Where a line holds "None", copy it.

========================================

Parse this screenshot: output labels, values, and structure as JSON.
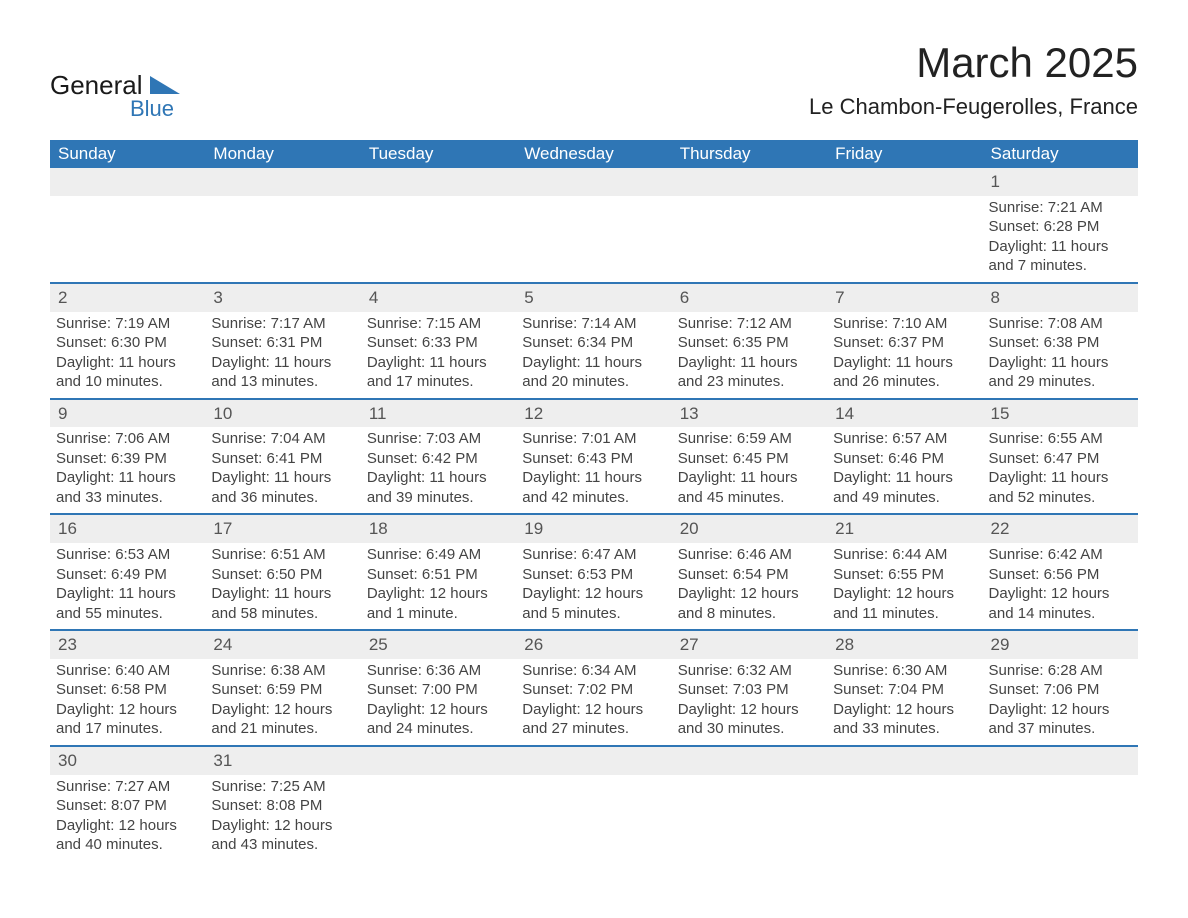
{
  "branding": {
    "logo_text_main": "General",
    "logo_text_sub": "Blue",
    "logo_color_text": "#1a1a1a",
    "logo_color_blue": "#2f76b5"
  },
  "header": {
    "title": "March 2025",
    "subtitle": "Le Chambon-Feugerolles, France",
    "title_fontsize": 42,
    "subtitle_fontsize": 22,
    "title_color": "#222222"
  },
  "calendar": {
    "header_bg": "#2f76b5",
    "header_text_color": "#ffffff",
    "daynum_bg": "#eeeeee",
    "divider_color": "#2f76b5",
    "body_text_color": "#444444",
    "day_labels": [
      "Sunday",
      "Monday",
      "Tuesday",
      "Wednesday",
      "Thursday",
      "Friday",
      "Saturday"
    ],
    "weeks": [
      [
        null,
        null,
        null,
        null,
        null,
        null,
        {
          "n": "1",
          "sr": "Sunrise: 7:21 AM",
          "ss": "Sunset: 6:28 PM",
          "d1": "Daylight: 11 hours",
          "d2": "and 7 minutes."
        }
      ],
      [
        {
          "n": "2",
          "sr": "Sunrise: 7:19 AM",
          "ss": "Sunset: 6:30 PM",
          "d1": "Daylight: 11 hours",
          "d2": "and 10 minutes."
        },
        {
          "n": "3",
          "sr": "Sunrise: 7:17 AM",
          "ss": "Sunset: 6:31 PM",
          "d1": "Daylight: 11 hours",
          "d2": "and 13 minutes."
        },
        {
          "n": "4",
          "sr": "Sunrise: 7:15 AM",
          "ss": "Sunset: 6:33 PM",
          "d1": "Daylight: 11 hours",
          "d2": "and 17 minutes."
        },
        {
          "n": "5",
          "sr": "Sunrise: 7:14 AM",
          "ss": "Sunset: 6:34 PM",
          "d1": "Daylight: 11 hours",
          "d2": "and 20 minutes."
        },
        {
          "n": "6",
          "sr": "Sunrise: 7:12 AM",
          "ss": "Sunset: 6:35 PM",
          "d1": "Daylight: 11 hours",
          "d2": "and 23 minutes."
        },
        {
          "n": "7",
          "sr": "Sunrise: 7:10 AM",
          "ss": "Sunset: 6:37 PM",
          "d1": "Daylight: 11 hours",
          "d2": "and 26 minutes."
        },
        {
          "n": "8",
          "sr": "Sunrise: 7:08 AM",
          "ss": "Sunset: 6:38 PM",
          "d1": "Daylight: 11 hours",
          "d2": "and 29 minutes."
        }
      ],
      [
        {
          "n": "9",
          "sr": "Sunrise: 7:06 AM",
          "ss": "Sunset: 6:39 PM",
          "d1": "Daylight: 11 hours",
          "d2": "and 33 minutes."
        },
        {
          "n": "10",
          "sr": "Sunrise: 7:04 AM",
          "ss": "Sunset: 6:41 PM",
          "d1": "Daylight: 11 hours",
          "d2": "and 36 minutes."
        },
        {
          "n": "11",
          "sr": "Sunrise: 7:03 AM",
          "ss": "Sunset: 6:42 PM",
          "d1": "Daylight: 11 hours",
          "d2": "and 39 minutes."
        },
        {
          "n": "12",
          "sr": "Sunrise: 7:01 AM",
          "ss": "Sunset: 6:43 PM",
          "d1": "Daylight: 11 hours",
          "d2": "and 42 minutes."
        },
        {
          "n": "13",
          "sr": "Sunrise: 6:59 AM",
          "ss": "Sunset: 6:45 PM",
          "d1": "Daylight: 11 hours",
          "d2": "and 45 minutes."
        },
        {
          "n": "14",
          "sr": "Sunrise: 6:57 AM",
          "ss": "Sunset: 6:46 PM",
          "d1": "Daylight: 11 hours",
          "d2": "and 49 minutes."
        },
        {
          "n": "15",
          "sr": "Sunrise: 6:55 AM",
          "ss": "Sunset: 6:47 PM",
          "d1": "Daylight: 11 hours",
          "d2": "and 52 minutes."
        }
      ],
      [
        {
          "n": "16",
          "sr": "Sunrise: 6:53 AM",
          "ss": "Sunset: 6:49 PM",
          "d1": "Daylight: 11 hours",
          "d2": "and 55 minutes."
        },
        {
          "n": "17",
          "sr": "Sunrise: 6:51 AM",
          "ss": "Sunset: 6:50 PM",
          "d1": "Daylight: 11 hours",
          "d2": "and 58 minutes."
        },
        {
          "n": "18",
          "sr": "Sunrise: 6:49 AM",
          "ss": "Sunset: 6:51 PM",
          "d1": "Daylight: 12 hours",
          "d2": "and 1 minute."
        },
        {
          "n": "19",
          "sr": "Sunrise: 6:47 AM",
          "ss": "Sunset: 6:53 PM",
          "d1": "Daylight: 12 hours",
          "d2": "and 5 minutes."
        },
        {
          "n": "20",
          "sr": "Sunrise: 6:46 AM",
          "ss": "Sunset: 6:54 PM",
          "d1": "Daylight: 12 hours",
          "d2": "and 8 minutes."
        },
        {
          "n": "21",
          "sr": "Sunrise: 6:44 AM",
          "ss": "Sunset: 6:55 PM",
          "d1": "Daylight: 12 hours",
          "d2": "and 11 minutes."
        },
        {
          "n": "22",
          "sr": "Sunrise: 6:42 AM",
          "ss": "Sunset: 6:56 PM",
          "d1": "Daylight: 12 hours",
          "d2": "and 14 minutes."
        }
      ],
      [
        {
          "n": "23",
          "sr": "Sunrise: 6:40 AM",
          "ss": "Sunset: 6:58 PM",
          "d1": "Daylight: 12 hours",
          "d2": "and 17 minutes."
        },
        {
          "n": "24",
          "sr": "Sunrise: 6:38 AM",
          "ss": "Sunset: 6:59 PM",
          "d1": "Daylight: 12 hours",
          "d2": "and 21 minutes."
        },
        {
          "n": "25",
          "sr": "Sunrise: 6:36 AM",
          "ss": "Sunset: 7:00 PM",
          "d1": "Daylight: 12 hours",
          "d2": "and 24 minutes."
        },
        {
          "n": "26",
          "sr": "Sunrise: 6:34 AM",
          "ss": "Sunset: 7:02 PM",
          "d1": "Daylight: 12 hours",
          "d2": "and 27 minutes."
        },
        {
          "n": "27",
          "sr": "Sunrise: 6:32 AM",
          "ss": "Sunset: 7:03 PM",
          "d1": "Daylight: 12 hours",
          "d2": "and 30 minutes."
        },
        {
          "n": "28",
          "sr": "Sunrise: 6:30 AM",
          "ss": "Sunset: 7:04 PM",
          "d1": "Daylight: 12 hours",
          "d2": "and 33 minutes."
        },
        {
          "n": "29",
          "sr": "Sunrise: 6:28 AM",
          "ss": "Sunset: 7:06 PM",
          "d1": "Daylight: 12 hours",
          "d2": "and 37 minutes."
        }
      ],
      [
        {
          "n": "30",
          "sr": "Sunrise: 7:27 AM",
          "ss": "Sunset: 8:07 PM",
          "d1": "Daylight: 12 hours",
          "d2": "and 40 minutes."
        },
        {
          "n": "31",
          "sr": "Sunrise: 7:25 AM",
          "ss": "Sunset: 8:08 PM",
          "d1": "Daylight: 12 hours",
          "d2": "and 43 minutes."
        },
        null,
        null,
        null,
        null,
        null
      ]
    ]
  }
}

========================================

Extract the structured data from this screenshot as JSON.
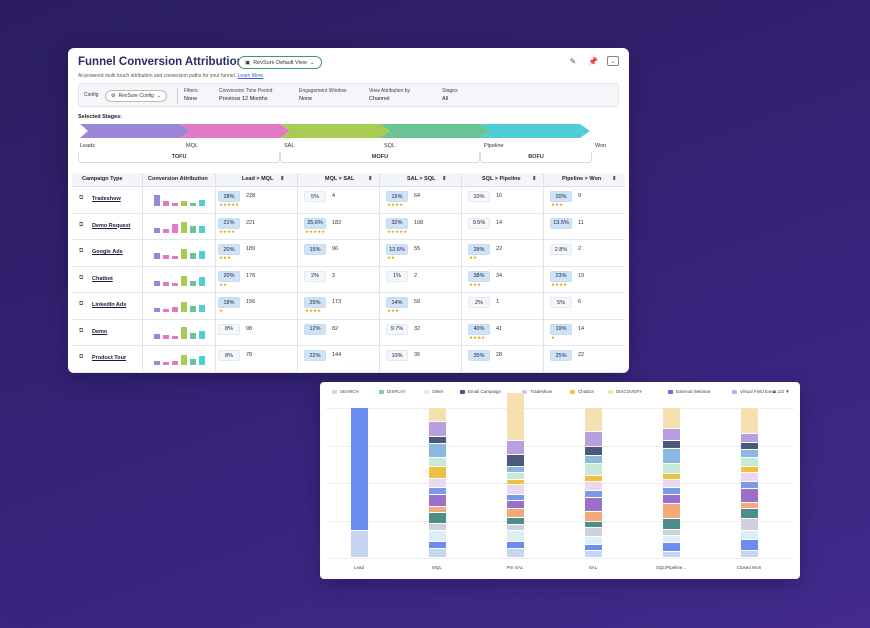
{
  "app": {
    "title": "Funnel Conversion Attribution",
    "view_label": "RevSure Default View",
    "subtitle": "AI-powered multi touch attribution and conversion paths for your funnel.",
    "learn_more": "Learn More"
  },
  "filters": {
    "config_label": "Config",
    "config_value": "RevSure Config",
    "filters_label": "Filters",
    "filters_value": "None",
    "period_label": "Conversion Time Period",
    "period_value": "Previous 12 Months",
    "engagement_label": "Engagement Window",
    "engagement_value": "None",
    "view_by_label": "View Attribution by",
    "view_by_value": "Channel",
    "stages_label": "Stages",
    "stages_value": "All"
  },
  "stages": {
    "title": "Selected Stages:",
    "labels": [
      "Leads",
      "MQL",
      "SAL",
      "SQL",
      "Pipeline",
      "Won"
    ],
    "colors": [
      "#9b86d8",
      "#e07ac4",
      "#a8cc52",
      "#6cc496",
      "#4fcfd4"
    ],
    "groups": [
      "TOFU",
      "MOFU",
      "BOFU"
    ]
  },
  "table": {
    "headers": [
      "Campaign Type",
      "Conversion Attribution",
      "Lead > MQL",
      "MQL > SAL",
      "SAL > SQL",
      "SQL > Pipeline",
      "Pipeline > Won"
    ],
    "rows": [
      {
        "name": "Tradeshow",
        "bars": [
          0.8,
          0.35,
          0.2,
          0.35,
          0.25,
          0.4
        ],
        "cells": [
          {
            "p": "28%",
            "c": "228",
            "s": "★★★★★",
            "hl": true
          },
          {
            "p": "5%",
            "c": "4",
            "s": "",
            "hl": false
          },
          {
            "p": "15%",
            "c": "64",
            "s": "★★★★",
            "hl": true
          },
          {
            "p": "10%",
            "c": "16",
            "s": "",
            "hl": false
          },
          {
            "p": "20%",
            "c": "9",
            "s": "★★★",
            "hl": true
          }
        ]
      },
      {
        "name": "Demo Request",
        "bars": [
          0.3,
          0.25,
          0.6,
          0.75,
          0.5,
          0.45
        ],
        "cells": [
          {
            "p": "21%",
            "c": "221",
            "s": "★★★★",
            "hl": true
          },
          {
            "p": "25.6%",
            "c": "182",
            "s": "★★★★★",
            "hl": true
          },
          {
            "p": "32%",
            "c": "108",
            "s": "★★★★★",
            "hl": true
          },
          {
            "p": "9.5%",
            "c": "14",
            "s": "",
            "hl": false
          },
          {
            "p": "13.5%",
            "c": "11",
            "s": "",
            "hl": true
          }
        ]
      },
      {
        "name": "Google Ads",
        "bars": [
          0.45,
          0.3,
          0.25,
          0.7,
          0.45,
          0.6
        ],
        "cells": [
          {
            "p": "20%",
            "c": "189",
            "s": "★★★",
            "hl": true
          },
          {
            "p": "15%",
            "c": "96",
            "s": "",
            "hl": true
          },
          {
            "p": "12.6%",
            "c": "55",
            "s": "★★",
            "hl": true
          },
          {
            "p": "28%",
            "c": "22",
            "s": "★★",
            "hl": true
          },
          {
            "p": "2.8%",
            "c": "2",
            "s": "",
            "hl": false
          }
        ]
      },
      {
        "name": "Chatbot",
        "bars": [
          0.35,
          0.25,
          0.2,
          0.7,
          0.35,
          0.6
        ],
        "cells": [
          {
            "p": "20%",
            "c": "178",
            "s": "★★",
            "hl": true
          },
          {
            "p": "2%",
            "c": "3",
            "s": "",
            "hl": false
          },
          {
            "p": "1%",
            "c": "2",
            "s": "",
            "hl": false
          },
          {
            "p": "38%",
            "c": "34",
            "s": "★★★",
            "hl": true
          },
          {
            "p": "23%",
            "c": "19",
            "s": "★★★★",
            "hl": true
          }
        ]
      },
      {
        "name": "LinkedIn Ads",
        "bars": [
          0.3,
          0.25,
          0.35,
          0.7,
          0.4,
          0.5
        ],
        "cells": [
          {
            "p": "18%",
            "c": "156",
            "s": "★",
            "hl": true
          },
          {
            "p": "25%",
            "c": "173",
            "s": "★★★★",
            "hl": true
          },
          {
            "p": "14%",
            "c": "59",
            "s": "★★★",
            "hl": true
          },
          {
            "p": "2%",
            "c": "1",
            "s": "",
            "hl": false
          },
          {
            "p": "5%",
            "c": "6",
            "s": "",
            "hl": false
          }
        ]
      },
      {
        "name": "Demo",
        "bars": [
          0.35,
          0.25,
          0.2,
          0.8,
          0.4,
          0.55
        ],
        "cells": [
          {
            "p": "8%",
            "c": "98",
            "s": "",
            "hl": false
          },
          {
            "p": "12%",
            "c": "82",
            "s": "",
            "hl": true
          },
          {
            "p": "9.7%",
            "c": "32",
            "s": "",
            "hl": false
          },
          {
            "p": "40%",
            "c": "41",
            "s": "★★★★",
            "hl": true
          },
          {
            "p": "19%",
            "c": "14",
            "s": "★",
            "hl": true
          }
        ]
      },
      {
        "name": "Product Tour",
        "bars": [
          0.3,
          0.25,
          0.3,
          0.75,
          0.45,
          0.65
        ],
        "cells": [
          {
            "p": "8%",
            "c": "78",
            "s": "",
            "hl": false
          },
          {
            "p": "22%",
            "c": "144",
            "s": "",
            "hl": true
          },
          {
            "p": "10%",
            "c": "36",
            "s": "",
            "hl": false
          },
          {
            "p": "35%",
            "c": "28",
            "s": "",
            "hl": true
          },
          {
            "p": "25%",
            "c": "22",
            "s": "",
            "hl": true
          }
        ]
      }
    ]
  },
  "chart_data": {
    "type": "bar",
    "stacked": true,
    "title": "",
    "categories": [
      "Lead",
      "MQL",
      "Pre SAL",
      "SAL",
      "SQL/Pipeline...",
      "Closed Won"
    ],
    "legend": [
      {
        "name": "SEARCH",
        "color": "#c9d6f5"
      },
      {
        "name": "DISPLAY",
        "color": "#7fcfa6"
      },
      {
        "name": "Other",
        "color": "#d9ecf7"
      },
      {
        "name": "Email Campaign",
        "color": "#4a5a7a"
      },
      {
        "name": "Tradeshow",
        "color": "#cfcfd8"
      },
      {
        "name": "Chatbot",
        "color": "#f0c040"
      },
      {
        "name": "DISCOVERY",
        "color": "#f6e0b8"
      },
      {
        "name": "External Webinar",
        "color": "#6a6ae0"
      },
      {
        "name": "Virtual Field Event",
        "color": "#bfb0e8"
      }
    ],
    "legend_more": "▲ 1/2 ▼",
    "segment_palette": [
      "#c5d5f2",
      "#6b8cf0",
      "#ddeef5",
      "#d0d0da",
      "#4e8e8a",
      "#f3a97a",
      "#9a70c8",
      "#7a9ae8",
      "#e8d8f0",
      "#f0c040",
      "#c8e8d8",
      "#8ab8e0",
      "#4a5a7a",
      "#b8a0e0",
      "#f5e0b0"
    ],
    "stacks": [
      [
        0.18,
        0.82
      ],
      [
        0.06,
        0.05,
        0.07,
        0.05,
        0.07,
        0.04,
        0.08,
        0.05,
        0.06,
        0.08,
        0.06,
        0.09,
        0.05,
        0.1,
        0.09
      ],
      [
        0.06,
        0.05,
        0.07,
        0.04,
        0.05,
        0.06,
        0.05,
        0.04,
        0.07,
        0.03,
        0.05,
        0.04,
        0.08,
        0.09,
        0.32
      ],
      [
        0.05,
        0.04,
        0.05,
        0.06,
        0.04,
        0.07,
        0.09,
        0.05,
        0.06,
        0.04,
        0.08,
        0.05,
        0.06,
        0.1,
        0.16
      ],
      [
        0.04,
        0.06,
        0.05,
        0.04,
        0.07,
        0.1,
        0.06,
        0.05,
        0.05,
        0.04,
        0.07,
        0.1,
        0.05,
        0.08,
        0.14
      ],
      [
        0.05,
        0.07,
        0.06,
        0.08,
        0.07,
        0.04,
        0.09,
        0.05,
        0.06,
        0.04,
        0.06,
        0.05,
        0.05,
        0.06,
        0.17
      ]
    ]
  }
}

========================================

EXERCISE ANSWER
    "filters_value": "None",
    "engagement_value": "None",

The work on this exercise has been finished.